§ **Exercise objective**
Transcribe all the records exactly and omit any images they hold.

§ **Data lines**

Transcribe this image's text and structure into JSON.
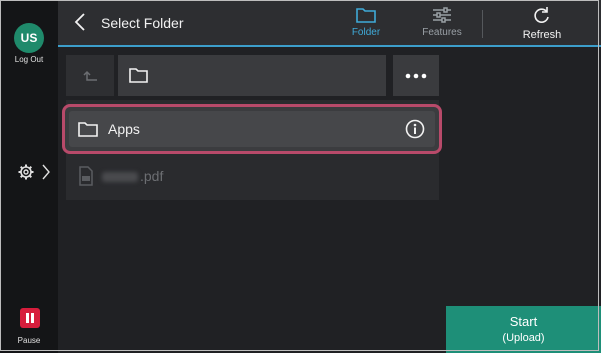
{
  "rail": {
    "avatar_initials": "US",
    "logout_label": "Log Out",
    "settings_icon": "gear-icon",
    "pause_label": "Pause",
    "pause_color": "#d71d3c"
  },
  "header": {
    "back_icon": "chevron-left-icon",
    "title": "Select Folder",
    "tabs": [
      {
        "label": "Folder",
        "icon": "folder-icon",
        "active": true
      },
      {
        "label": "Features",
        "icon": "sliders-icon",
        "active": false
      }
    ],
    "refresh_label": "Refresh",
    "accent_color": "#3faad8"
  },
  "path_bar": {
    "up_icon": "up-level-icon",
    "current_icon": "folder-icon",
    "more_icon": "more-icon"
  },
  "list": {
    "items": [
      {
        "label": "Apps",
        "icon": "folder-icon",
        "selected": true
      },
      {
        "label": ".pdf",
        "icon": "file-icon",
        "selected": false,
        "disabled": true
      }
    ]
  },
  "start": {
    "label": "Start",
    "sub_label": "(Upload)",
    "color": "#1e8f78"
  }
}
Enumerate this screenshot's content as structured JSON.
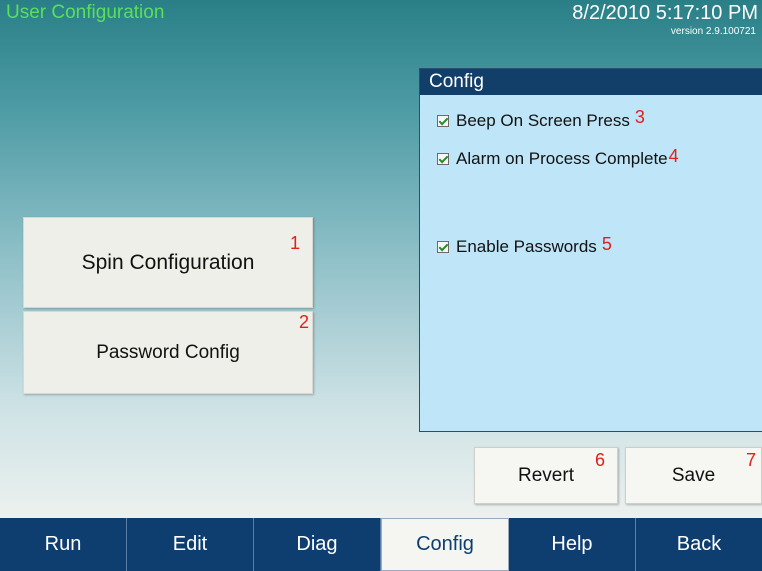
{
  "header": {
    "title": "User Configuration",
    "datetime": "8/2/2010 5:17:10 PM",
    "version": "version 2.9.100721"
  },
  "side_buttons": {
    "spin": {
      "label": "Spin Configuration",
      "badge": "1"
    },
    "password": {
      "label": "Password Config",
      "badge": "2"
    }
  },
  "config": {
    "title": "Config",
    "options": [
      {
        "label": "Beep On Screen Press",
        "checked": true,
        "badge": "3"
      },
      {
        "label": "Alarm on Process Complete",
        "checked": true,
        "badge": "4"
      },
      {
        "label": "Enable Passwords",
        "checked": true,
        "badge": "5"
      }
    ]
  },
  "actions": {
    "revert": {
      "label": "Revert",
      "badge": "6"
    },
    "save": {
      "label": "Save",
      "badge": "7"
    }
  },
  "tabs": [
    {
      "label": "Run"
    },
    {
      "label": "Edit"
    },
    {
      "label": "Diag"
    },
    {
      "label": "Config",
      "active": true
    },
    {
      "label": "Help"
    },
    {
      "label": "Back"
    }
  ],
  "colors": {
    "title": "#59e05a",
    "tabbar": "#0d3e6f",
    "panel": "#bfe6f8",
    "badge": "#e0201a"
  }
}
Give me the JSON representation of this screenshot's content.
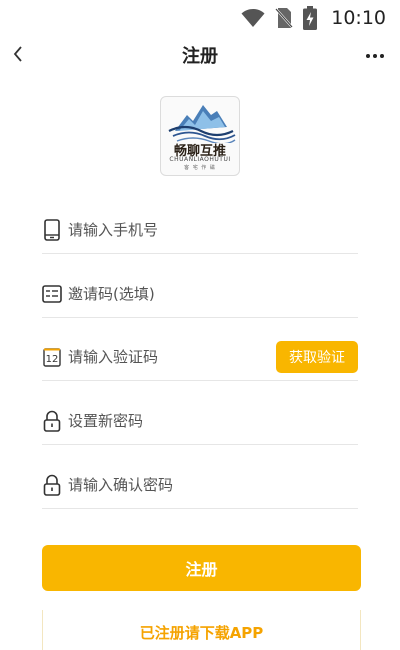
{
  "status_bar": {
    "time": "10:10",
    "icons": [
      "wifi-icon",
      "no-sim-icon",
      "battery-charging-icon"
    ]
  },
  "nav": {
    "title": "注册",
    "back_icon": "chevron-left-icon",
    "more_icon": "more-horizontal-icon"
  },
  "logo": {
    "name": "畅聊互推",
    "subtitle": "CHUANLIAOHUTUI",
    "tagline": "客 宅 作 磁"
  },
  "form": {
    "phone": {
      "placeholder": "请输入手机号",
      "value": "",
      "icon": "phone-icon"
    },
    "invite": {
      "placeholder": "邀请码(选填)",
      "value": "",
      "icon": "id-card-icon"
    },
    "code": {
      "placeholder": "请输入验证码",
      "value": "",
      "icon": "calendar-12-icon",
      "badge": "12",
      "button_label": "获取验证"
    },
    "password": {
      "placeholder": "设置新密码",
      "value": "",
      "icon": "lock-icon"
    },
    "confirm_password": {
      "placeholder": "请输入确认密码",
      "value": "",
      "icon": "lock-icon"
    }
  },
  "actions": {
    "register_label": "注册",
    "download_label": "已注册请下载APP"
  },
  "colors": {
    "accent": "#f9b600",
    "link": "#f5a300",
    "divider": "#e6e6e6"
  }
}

§ **Output for this task**
Transcribe this image's text and structure into JSON.
{
  "rail": {
    "avatar_initials": "US",
    "logout_label": "Log Out",
    "settings_icon": "gear-icon",
    "pause_label": "Pause",
    "pause_color": "#d71d3c"
  },
  "header": {
    "back_icon": "chevron-left-icon",
    "title": "Select Folder",
    "tabs": [
      {
        "label": "Folder",
        "icon": "folder-icon",
        "active": true
      },
      {
        "label": "Features",
        "icon": "sliders-icon",
        "active": false
      }
    ],
    "refresh_label": "Refresh",
    "accent_color": "#3faad8"
  },
  "path_bar": {
    "up_icon": "up-level-icon",
    "current_icon": "folder-icon",
    "more_icon": "more-icon"
  },
  "list": {
    "items": [
      {
        "label": "Apps",
        "icon": "folder-icon",
        "selected": true
      },
      {
        "label": ".pdf",
        "icon": "file-icon",
        "selected": false,
        "disabled": true
      }
    ]
  },
  "start": {
    "label": "Start",
    "sub_label": "(Upload)",
    "color": "#1e8f78"
  }
}
Enumerate this screenshot's content as structured JSON.
{
  "header": {
    "title": "User Configuration",
    "datetime": "8/2/2010 5:17:10 PM",
    "version": "version 2.9.100721"
  },
  "side_buttons": {
    "spin": {
      "label": "Spin Configuration",
      "badge": "1"
    },
    "password": {
      "label": "Password Config",
      "badge": "2"
    }
  },
  "config": {
    "title": "Config",
    "options": [
      {
        "label": "Beep On Screen Press",
        "checked": true,
        "badge": "3"
      },
      {
        "label": "Alarm on Process Complete",
        "checked": true,
        "badge": "4"
      },
      {
        "label": "Enable Passwords",
        "checked": true,
        "badge": "5"
      }
    ]
  },
  "actions": {
    "revert": {
      "label": "Revert",
      "badge": "6"
    },
    "save": {
      "label": "Save",
      "badge": "7"
    }
  },
  "tabs": [
    {
      "label": "Run"
    },
    {
      "label": "Edit"
    },
    {
      "label": "Diag"
    },
    {
      "label": "Config",
      "active": true
    },
    {
      "label": "Help"
    },
    {
      "label": "Back"
    }
  ],
  "colors": {
    "title": "#59e05a",
    "tabbar": "#0d3e6f",
    "panel": "#bfe6f8",
    "badge": "#e0201a"
  }
}
Give me the JSON representation of this screenshot's content.
{
  "status_bar": {
    "time": "10:10",
    "icons": [
      "wifi-icon",
      "no-sim-icon",
      "battery-charging-icon"
    ]
  },
  "nav": {
    "title": "注册",
    "back_icon": "chevron-left-icon",
    "more_icon": "more-horizontal-icon"
  },
  "logo": {
    "name": "畅聊互推",
    "subtitle": "CHUANLIAOHUTUI",
    "tagline": "客 宅 作 磁"
  },
  "form": {
    "phone": {
      "placeholder": "请输入手机号",
      "value": "",
      "icon": "phone-icon"
    },
    "invite": {
      "placeholder": "邀请码(选填)",
      "value": "",
      "icon": "id-card-icon"
    },
    "code": {
      "placeholder": "请输入验证码",
      "value": "",
      "icon": "calendar-12-icon",
      "badge": "12",
      "button_label": "获取验证"
    },
    "password": {
      "placeholder": "设置新密码",
      "value": "",
      "icon": "lock-icon"
    },
    "confirm_password": {
      "placeholder": "请输入确认密码",
      "value": "",
      "icon": "lock-icon"
    }
  },
  "actions": {
    "register_label": "注册",
    "download_label": "已注册请下载APP"
  },
  "colors": {
    "accent": "#f9b600",
    "link": "#f5a300",
    "divider": "#e6e6e6"
  }
}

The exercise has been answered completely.